◆ **INSTRUCTIONS TO FOLLOW**
Please state how many lines in the records contain the string "وسنة", with no words besides the number.
● ● ● ● ● ● ●
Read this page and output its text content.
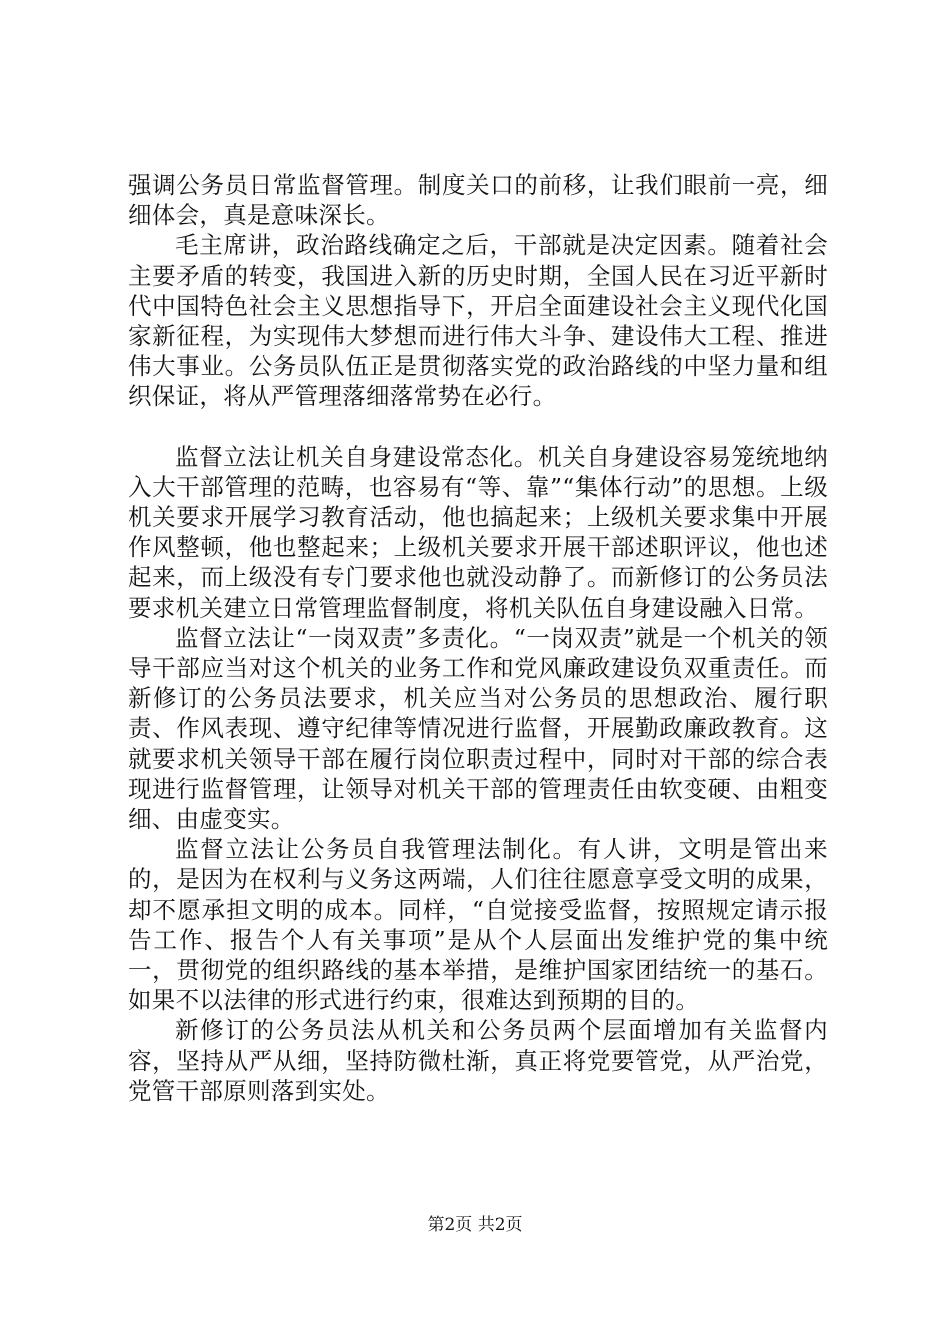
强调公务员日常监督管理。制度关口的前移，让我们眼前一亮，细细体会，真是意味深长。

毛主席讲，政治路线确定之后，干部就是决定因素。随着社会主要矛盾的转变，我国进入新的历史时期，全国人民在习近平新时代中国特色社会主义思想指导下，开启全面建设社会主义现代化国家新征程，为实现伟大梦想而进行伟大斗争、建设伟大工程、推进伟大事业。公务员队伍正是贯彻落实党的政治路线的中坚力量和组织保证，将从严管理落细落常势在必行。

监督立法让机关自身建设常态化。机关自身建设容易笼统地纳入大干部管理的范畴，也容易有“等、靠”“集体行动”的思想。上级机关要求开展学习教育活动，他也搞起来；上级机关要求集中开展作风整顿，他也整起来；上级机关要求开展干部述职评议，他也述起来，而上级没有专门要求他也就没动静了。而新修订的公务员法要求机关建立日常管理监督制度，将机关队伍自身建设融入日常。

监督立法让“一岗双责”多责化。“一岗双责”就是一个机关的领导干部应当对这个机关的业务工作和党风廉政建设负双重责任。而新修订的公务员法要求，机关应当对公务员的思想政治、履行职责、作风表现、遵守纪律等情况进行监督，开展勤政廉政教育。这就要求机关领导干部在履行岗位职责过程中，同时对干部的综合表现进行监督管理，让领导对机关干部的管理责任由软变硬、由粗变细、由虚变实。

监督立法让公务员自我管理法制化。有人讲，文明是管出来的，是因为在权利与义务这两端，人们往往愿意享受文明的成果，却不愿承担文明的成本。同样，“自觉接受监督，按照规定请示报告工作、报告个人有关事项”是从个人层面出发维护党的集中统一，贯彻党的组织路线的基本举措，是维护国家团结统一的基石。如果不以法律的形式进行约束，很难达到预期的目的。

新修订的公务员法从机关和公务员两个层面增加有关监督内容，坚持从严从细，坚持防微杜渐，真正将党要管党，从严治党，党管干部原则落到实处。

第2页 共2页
● ● ● ● ● ● ●
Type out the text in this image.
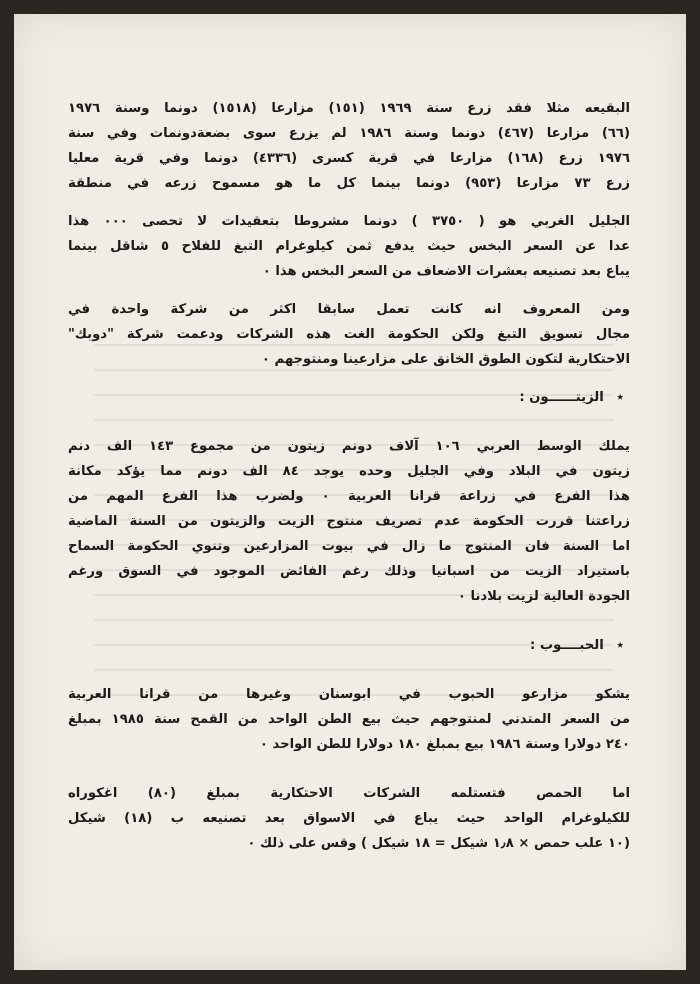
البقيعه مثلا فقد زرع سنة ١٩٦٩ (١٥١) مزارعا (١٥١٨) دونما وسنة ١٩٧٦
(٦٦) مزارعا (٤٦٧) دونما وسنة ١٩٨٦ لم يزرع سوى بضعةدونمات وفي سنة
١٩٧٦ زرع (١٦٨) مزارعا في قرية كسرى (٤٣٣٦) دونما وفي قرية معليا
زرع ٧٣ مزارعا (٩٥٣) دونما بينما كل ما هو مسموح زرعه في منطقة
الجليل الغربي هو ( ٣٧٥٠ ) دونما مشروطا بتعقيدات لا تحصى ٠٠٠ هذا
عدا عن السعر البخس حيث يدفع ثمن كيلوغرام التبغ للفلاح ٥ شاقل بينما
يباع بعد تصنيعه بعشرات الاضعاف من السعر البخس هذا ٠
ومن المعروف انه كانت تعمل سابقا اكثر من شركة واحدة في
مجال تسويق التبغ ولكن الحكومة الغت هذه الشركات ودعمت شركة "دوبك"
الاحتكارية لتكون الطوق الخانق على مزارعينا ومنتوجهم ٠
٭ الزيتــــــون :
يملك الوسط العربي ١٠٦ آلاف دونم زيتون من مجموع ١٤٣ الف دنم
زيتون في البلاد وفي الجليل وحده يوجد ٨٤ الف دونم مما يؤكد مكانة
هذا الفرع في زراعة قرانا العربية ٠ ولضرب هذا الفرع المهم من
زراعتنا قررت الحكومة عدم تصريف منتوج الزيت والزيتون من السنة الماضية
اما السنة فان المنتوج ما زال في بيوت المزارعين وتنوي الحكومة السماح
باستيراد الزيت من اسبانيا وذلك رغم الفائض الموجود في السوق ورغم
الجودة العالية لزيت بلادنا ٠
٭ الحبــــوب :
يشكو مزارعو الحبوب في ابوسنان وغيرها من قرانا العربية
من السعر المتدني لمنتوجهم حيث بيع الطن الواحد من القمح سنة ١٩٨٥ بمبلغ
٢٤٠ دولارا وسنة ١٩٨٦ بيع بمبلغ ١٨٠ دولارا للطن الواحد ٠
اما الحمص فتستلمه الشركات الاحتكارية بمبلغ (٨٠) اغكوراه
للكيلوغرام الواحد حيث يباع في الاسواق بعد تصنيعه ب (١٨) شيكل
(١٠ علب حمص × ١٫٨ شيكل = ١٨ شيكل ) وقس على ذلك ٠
● ● ● ● ● ● ●
◆ **COMPLETE OUTPUT**
3